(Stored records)
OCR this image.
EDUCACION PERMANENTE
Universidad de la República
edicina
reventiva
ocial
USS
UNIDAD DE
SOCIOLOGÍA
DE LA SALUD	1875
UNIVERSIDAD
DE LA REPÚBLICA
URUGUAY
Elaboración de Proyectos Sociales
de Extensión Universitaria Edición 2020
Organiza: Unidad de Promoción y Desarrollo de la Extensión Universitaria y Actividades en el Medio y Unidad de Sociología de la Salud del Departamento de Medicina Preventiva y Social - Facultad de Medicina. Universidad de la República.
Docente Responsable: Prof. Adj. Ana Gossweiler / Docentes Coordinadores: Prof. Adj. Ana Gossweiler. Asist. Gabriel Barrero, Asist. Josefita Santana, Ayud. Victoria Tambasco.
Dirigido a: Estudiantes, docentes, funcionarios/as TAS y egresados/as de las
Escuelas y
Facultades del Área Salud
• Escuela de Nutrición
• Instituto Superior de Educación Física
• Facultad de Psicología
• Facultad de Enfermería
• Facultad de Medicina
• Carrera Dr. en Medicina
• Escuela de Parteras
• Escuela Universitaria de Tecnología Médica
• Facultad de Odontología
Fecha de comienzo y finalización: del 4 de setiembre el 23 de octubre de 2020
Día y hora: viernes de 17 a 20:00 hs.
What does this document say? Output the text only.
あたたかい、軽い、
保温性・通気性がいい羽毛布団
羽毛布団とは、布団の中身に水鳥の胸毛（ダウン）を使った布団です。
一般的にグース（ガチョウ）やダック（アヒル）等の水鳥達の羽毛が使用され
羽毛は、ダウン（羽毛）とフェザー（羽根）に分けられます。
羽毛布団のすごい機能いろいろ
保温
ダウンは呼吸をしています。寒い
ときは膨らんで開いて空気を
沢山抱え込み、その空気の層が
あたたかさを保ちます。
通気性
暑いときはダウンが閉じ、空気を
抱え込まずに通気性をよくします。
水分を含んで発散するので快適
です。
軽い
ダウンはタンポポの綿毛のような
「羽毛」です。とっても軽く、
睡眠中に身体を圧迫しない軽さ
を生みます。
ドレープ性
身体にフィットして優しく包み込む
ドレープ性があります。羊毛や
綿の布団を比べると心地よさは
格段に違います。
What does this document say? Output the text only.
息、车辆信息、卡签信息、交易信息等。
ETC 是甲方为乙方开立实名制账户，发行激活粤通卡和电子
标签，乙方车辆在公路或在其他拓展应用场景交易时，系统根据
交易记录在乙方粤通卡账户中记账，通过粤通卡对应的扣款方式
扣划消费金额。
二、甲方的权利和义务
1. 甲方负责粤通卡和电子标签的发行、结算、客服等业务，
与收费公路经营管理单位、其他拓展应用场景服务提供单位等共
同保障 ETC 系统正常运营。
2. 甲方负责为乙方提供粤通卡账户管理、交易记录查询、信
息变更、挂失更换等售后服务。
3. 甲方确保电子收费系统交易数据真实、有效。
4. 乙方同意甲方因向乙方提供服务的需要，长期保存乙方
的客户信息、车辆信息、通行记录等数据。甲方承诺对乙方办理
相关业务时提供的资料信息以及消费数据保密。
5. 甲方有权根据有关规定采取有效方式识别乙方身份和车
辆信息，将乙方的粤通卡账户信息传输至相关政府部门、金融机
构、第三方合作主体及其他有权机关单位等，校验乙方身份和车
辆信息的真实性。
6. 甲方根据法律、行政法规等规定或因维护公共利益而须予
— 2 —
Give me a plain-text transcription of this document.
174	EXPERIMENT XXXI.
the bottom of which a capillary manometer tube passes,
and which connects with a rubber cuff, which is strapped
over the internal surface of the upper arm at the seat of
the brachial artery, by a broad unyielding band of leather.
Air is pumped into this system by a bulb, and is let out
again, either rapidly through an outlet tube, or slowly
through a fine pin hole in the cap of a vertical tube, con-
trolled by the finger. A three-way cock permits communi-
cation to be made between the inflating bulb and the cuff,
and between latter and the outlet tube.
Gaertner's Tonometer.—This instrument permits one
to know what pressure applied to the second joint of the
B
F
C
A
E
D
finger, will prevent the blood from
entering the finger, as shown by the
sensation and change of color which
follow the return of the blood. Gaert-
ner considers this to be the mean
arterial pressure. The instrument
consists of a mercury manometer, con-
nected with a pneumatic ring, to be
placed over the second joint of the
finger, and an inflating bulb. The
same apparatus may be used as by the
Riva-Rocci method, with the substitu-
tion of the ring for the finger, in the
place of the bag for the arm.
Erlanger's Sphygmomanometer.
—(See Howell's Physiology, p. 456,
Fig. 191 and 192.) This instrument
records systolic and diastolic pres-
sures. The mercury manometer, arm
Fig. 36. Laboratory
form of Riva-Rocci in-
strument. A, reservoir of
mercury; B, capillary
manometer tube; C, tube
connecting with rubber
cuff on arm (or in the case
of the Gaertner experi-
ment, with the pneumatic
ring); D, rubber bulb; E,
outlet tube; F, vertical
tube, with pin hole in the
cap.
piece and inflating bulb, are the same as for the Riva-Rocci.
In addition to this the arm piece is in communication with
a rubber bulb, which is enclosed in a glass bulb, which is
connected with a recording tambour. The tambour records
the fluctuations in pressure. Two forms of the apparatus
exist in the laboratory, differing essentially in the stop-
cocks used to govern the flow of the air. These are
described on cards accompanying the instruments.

§ **WHAT THIS TASK INVOLVES**
Retype the material in full. Each word must match.

§ **PROBLEM SOLUTION**
OCR this image.
EDUCACION PERMANENTE
Universidad de la República
edicina
reventiva
ocial
USS
UNIDAD DE
SOCIOLOGÍA
DE LA SALUD	1875
UNIVERSIDAD
DE LA REPÚBLICA
URUGUAY
Elaboración de Proyectos Sociales
de Extensión Universitaria Edición 2020
Organiza: Unidad de Promoción y Desarrollo de la Extensión Universitaria y Actividades en el Medio y Unidad de Sociología de la Salud del Departamento de Medicina Preventiva y Social - Facultad de Medicina. Universidad de la República.
Docente Responsable: Prof. Adj. Ana Gossweiler / Docentes Coordinadores: Prof. Adj. Ana Gossweiler. Asist. Gabriel Barrero, Asist. Josefita Santana, Ayud. Victoria Tambasco.
Dirigido a: Estudiantes, docentes, funcionarios/as TAS y egresados/as de las
Escuelas y
Facultades del Área Salud
• Escuela de Nutrición
• Instituto Superior de Educación Física
• Facultad de Psicología
• Facultad de Enfermería
• Facultad de Medicina
• Carrera Dr. en Medicina
• Escuela de Parteras
• Escuela Universitaria de Tecnología Médica
• Facultad de Odontología
Fecha de comienzo y finalización: del 4 de setiembre el 23 de octubre de 2020
Día y hora: viernes de 17 a 20:00 hs.
What does this document say? Output the text only.
あたたかい、軽い、
保温性・通気性がいい羽毛布団
羽毛布団とは、布団の中身に水鳥の胸毛（ダウン）を使った布団です。
一般的にグース（ガチョウ）やダック（アヒル）等の水鳥達の羽毛が使用され
羽毛は、ダウン（羽毛）とフェザー（羽根）に分けられます。
羽毛布団のすごい機能いろいろ
保温
ダウンは呼吸をしています。寒い
ときは膨らんで開いて空気を
沢山抱え込み、その空気の層が
あたたかさを保ちます。
通気性
暑いときはダウンが閉じ、空気を
抱え込まずに通気性をよくします。
水分を含んで発散するので快適
です。
軽い
ダウンはタンポポの綿毛のような
「羽毛」です。とっても軽く、
睡眠中に身体を圧迫しない軽さ
を生みます。
ドレープ性
身体にフィットして優しく包み込む
ドレープ性があります。羊毛や
綿の布団を比べると心地よさは
格段に違います。
What does this document say? Output the text only.
息、车辆信息、卡签信息、交易信息等。
ETC 是甲方为乙方开立实名制账户，发行激活粤通卡和电子
标签，乙方车辆在公路或在其他拓展应用场景交易时，系统根据
交易记录在乙方粤通卡账户中记账，通过粤通卡对应的扣款方式
扣划消费金额。
二、甲方的权利和义务
1. 甲方负责粤通卡和电子标签的发行、结算、客服等业务，
与收费公路经营管理单位、其他拓展应用场景服务提供单位等共
同保障 ETC 系统正常运营。
2. 甲方负责为乙方提供粤通卡账户管理、交易记录查询、信
息变更、挂失更换等售后服务。
3. 甲方确保电子收费系统交易数据真实、有效。
4. 乙方同意甲方因向乙方提供服务的需要，长期保存乙方
的客户信息、车辆信息、通行记录等数据。甲方承诺对乙方办理
相关业务时提供的资料信息以及消费数据保密。
5. 甲方有权根据有关规定采取有效方式识别乙方身份和车
辆信息，将乙方的粤通卡账户信息传输至相关政府部门、金融机
构、第三方合作主体及其他有权机关单位等，校验乙方身份和车
辆信息的真实性。
6. 甲方根据法律、行政法规等规定或因维护公共利益而须予
— 2 —
Give me a plain-text transcription of this document.
174	EXPERIMENT XXXI.
the bottom of which a capillary manometer tube passes,
and which connects with a rubber cuff, which is strapped
over the internal surface of the upper arm at the seat of
the brachial artery, by a broad unyielding band of leather.
Air is pumped into this system by a bulb, and is let out
again, either rapidly through an outlet tube, or slowly
through a fine pin hole in the cap of a vertical tube, con-
trolled by the finger. A three-way cock permits communi-
cation to be made between the inflating bulb and the cuff,
and between latter and the outlet tube.
Gaertner's Tonometer.—This instrument permits one
to know what pressure applied to the second joint of the
B
F
C
A
E
D
finger, will prevent the blood from
entering the finger, as shown by the
sensation and change of color which
follow the return of the blood. Gaert-
ner considers this to be the mean
arterial pressure. The instrument
consists of a mercury manometer, con-
nected with a pneumatic ring, to be
placed over the second joint of the
finger, and an inflating bulb. The
same apparatus may be used as by the
Riva-Rocci method, with the substitu-
tion of the ring for the finger, in the
place of the bag for the arm.
Erlanger's Sphygmomanometer.
—(See Howell's Physiology, p. 456,
Fig. 191 and 192.) This instrument
records systolic and diastolic pres-
sures. The mercury manometer, arm
Fig. 36. Laboratory
form of Riva-Rocci in-
strument. A, reservoir of
mercury; B, capillary
manometer tube; C, tube
connecting with rubber
cuff on arm (or in the case
of the Gaertner experi-
ment, with the pneumatic
ring); D, rubber bulb; E,
outlet tube; F, vertical
tube, with pin hole in the
cap.
piece and inflating bulb, are the same as for the Riva-Rocci.
In addition to this the arm piece is in communication with
a rubber bulb, which is enclosed in a glass bulb, which is
connected with a recording tambour. The tambour records
the fluctuations in pressure. Two forms of the apparatus
exist in the laboratory, differing essentially in the stop-
cocks used to govern the flow of the air. These are
described on cards accompanying the instruments.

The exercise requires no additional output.